## MATERIAL SHOWN

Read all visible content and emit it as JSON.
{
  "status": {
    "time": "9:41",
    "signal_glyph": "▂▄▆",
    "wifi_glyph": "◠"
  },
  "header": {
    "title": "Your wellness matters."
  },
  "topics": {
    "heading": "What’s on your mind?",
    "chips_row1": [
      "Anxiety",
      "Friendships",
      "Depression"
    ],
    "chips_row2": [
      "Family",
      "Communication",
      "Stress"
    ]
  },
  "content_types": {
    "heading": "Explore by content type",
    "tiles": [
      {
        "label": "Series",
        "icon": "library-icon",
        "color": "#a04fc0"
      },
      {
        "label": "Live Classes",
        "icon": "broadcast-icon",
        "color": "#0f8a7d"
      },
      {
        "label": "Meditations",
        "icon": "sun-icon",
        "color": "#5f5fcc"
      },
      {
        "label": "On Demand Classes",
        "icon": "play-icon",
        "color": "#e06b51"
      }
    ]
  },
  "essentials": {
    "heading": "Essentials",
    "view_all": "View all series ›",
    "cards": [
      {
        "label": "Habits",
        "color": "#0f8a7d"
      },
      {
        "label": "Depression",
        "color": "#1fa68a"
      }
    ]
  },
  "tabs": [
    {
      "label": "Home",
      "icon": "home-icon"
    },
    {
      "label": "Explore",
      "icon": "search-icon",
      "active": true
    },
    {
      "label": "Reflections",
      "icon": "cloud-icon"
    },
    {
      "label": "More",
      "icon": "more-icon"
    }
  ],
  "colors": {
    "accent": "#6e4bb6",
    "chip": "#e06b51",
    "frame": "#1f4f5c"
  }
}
--
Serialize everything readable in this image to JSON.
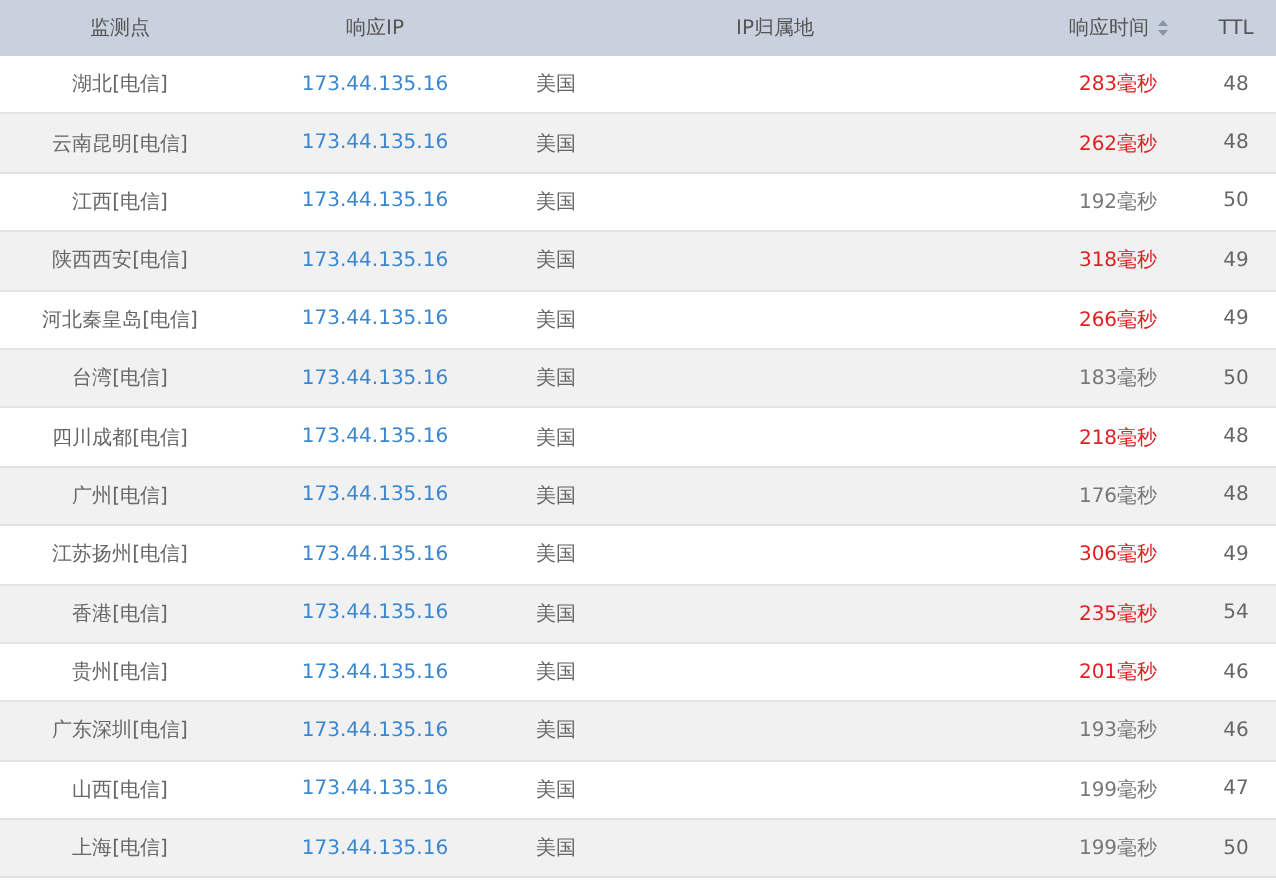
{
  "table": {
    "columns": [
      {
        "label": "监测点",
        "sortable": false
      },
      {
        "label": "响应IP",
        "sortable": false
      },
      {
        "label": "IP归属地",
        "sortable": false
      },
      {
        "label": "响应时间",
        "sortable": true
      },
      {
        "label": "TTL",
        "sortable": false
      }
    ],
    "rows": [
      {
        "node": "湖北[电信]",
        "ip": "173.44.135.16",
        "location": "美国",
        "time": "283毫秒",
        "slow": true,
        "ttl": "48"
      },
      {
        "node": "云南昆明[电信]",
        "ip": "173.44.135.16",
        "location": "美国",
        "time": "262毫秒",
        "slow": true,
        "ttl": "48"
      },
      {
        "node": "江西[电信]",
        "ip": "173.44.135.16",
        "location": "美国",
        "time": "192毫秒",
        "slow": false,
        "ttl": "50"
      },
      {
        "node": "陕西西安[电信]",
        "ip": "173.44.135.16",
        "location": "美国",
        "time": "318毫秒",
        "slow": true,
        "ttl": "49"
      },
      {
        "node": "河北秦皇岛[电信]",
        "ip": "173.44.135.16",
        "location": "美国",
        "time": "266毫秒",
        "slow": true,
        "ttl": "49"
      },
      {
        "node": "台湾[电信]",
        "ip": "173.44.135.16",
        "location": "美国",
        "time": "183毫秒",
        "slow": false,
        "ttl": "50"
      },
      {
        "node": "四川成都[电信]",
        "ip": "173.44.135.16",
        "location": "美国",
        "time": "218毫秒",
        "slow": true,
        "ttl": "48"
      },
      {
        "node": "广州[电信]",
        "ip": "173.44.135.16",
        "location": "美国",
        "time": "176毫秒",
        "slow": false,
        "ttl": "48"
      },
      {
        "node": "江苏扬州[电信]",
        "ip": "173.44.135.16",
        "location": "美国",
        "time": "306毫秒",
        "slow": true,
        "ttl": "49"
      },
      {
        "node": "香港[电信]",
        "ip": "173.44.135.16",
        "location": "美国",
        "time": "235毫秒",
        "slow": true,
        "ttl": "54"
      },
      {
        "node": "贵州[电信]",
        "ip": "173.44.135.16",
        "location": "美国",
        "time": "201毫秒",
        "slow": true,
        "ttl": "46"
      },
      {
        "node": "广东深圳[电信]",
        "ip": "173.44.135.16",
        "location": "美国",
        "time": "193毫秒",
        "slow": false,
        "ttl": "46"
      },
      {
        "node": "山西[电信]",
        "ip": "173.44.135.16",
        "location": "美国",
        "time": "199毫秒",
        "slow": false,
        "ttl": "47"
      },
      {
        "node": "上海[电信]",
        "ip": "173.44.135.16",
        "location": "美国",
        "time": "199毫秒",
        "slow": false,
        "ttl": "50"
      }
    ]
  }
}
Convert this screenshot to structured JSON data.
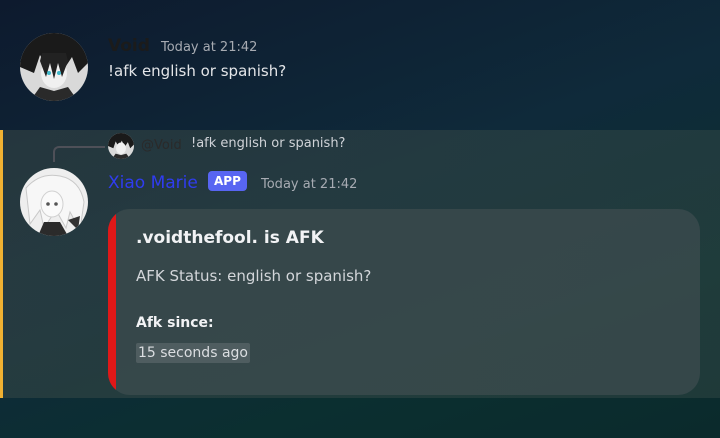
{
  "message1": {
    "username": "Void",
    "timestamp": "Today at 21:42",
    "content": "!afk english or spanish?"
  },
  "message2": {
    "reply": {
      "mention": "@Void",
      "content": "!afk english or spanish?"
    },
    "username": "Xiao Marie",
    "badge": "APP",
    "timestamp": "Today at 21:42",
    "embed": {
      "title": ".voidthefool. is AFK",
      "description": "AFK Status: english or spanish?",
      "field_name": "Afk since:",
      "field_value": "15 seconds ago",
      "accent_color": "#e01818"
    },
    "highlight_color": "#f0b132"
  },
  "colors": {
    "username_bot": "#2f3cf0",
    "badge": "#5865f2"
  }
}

## THE REQUEST
Collect the complete line wherever the string "Classes" appears in the records.

## THE OUTPUT
        "label": "Live Classes",
        "label": "On Demand Classes",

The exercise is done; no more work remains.